What is expected → The records should be written out in full, with nothing altered.

Stored records
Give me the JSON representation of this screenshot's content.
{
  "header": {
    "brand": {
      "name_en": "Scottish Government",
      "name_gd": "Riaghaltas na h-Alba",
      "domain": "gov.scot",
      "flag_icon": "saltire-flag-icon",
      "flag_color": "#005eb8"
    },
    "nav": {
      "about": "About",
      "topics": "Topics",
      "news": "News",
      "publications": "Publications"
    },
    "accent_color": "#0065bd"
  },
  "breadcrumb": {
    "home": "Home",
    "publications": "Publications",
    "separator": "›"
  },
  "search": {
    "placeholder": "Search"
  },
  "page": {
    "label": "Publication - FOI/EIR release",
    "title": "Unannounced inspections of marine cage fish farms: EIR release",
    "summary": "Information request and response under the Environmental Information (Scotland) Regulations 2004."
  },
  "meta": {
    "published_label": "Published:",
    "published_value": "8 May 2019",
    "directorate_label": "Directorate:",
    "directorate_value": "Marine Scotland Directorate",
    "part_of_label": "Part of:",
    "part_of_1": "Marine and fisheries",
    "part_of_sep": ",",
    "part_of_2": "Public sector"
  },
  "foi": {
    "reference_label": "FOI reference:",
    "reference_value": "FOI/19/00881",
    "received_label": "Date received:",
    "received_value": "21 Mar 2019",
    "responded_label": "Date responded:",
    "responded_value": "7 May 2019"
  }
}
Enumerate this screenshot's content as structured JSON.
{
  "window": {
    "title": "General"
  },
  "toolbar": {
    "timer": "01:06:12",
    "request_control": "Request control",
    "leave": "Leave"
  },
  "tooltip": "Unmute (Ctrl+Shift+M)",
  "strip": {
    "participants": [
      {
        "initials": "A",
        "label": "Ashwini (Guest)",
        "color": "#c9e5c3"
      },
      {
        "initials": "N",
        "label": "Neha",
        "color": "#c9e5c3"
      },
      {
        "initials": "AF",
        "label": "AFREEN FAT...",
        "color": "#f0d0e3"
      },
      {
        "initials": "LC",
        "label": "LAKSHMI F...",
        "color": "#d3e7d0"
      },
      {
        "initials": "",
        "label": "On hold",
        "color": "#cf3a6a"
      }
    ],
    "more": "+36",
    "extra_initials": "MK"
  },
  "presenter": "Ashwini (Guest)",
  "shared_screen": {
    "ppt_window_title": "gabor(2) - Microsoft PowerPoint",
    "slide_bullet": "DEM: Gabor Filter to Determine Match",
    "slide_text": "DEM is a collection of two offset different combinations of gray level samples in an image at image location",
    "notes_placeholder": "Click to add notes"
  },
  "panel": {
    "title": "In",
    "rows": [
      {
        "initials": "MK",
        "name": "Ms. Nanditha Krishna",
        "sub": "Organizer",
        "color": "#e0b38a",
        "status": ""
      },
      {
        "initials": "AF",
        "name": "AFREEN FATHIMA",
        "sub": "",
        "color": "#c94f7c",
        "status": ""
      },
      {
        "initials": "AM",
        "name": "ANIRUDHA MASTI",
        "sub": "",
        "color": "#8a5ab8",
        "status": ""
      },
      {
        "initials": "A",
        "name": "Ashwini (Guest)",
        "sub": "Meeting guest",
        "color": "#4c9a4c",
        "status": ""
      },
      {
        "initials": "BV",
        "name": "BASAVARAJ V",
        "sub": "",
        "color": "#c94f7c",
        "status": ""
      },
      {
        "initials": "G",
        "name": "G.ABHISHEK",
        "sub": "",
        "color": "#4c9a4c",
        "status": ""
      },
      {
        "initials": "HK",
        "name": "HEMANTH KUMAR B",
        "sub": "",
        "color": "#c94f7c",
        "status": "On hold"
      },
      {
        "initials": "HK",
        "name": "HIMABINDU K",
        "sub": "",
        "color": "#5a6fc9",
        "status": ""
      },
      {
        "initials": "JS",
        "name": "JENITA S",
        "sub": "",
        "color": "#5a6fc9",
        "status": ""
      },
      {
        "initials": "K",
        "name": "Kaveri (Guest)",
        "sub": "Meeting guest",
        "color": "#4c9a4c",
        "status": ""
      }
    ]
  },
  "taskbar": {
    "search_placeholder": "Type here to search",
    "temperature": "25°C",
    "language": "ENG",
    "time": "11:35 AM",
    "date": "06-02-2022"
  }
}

Written response →
Give me the JSON representation of this screenshot's content.
{
  "header": {
    "brand": {
      "name_en": "Scottish Government",
      "name_gd": "Riaghaltas na h-Alba",
      "domain": "gov.scot",
      "flag_icon": "saltire-flag-icon",
      "flag_color": "#005eb8"
    },
    "nav": {
      "about": "About",
      "topics": "Topics",
      "news": "News",
      "publications": "Publications"
    },
    "accent_color": "#0065bd"
  },
  "breadcrumb": {
    "home": "Home",
    "publications": "Publications",
    "separator": "›"
  },
  "search": {
    "placeholder": "Search"
  },
  "page": {
    "label": "Publication - FOI/EIR release",
    "title": "Unannounced inspections of marine cage fish farms: EIR release",
    "summary": "Information request and response under the Environmental Information (Scotland) Regulations 2004."
  },
  "meta": {
    "published_label": "Published:",
    "published_value": "8 May 2019",
    "directorate_label": "Directorate:",
    "directorate_value": "Marine Scotland Directorate",
    "part_of_label": "Part of:",
    "part_of_1": "Marine and fisheries",
    "part_of_sep": ",",
    "part_of_2": "Public sector"
  },
  "foi": {
    "reference_label": "FOI reference:",
    "reference_value": "FOI/19/00881",
    "received_label": "Date received:",
    "received_value": "21 Mar 2019",
    "responded_label": "Date responded:",
    "responded_value": "7 May 2019"
  }
}
Enumerate this screenshot's content as structured JSON.
{
  "window": {
    "title": "General"
  },
  "toolbar": {
    "timer": "01:06:12",
    "request_control": "Request control",
    "leave": "Leave"
  },
  "tooltip": "Unmute (Ctrl+Shift+M)",
  "strip": {
    "participants": [
      {
        "initials": "A",
        "label": "Ashwini (Guest)",
        "color": "#c9e5c3"
      },
      {
        "initials": "N",
        "label": "Neha",
        "color": "#c9e5c3"
      },
      {
        "initials": "AF",
        "label": "AFREEN FAT...",
        "color": "#f0d0e3"
      },
      {
        "initials": "LC",
        "label": "LAKSHMI F...",
        "color": "#d3e7d0"
      },
      {
        "initials": "",
        "label": "On hold",
        "color": "#cf3a6a"
      }
    ],
    "more": "+36",
    "extra_initials": "MK"
  },
  "presenter": "Ashwini (Guest)",
  "shared_screen": {
    "ppt_window_title": "gabor(2) - Microsoft PowerPoint",
    "slide_bullet": "DEM: Gabor Filter to Determine Match",
    "slide_text": "DEM is a collection of two offset different combinations of gray level samples in an image at image location",
    "notes_placeholder": "Click to add notes"
  },
  "panel": {
    "title": "In",
    "rows": [
      {
        "initials": "MK",
        "name": "Ms. Nanditha Krishna",
        "sub": "Organizer",
        "color": "#e0b38a",
        "status": ""
      },
      {
        "initials": "AF",
        "name": "AFREEN FATHIMA",
        "sub": "",
        "color": "#c94f7c",
        "status": ""
      },
      {
        "initials": "AM",
        "name": "ANIRUDHA MASTI",
        "sub": "",
        "color": "#8a5ab8",
        "status": ""
      },
      {
        "initials": "A",
        "name": "Ashwini (Guest)",
        "sub": "Meeting guest",
        "color": "#4c9a4c",
        "status": ""
      },
      {
        "initials": "BV",
        "name": "BASAVARAJ V",
        "sub": "",
        "color": "#c94f7c",
        "status": ""
      },
      {
        "initials": "G",
        "name": "G.ABHISHEK",
        "sub": "",
        "color": "#4c9a4c",
        "status": ""
      },
      {
        "initials": "HK",
        "name": "HEMANTH KUMAR B",
        "sub": "",
        "color": "#c94f7c",
        "status": "On hold"
      },
      {
        "initials": "HK",
        "name": "HIMABINDU K",
        "sub": "",
        "color": "#5a6fc9",
        "status": ""
      },
      {
        "initials": "JS",
        "name": "JENITA S",
        "sub": "",
        "color": "#5a6fc9",
        "status": ""
      },
      {
        "initials": "K",
        "name": "Kaveri (Guest)",
        "sub": "Meeting guest",
        "color": "#4c9a4c",
        "status": ""
      }
    ]
  },
  "taskbar": {
    "search_placeholder": "Type here to search",
    "temperature": "25°C",
    "language": "ENG",
    "time": "11:35 AM",
    "date": "06-02-2022"
  }
}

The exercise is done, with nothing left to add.